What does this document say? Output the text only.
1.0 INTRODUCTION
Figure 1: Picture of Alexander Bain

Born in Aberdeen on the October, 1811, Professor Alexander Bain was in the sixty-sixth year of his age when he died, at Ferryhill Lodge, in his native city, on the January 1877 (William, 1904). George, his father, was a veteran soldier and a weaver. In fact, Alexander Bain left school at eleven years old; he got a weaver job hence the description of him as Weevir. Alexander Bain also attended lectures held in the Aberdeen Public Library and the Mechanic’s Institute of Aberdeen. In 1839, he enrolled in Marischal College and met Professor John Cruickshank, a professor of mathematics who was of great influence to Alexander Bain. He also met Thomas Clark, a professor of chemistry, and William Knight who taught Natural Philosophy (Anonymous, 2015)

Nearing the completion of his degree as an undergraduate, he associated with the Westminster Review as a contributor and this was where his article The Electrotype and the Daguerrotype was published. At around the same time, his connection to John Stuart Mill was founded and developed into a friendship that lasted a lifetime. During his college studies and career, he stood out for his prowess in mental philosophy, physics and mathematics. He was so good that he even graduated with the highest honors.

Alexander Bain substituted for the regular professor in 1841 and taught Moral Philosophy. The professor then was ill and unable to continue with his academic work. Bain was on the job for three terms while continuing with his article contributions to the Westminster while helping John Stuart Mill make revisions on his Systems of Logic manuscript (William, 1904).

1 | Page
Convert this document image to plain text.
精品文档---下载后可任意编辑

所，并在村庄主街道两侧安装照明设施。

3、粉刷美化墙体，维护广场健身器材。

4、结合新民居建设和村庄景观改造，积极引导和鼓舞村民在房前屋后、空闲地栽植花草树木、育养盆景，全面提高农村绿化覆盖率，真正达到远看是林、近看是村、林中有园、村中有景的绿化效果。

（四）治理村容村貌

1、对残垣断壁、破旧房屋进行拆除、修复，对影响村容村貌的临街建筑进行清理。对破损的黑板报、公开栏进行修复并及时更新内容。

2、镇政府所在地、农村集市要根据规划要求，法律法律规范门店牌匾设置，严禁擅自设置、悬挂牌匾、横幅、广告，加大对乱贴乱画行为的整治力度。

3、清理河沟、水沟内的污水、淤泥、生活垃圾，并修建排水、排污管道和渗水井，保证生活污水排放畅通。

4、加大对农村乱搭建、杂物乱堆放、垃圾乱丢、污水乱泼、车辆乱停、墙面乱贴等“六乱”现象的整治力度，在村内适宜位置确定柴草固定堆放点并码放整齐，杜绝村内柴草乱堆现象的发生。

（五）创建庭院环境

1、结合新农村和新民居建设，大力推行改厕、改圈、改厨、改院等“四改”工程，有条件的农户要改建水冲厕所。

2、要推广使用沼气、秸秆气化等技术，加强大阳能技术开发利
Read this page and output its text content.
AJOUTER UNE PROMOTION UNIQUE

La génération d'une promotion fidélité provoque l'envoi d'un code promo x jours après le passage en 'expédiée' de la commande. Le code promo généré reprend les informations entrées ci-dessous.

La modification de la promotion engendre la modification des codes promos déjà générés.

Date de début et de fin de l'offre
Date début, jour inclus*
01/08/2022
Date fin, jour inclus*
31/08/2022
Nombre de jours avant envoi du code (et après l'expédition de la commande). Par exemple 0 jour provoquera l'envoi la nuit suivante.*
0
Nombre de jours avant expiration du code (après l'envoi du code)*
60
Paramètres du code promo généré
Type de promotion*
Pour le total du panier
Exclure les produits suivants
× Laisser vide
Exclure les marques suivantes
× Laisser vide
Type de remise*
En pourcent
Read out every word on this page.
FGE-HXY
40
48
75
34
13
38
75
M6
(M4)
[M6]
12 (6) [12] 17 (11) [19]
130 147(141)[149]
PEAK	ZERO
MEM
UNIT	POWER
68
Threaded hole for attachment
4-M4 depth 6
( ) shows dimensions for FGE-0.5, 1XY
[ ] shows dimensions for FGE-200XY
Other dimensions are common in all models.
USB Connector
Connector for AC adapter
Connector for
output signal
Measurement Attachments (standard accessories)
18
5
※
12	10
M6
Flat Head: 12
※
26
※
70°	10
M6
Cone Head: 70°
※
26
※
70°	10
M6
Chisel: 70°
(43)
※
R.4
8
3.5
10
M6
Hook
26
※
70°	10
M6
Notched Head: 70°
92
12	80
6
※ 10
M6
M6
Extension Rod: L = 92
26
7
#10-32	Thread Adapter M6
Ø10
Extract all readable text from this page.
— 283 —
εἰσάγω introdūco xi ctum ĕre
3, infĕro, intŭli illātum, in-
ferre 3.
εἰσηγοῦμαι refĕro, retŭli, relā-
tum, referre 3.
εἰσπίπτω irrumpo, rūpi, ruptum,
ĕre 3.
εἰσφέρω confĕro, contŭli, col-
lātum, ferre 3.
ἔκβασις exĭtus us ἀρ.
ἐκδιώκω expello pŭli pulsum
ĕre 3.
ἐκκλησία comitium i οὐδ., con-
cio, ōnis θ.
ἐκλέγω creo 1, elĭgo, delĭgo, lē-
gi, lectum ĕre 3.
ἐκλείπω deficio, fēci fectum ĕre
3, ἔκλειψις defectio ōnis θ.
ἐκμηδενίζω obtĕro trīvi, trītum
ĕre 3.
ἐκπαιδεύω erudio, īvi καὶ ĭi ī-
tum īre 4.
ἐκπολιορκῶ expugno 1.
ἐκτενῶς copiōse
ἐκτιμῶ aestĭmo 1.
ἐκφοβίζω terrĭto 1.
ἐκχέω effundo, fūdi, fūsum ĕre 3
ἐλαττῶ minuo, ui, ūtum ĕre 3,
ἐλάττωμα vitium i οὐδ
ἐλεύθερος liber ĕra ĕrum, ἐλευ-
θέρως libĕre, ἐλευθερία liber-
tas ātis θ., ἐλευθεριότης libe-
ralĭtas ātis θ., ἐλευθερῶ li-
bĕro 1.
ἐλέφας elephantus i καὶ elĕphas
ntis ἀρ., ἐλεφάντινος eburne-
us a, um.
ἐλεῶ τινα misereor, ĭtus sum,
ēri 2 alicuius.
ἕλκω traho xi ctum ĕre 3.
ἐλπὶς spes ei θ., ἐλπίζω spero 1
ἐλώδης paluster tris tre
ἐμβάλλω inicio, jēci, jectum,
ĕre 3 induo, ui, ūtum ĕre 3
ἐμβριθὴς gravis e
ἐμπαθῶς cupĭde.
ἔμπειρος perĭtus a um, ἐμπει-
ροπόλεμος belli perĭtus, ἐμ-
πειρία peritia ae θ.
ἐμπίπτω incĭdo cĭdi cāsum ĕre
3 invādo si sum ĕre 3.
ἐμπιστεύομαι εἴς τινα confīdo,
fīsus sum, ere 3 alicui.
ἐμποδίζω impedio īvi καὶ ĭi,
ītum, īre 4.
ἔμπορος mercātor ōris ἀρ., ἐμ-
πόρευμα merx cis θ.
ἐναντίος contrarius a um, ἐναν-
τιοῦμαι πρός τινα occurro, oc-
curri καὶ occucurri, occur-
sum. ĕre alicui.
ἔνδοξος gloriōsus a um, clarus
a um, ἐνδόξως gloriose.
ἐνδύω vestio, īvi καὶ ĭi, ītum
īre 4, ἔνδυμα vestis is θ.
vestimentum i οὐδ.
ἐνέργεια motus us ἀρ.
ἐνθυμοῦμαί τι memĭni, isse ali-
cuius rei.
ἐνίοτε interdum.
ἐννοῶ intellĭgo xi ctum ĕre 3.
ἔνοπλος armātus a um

• SHORT TASK
Pull out all lines containing "article".

• FINAL RESULT
Nearing the completion of his degree as an undergraduate, he associated with the Westminster Review as a contributor and this was where his article The Electrotype and the Daguerrotype was published. At around the same time, his connection to John Stuart Mill was founded and developed into a friendship that lasted a lifetime. During his college studies and career, he stood out for his prowess in mental philosophy, physics and mathematics. He was so good that he even graduated with the highest honors.
Alexander Bain substituted for the regular professor in 1841 and taught Moral Philosophy. The professor then was ill and unable to continue with his academic work. Bain was on the job for three terms while continuing with his article contributions to the Westminster while helping John Stuart Mill make revisions on his Systems of Logic manuscript (William, 1904).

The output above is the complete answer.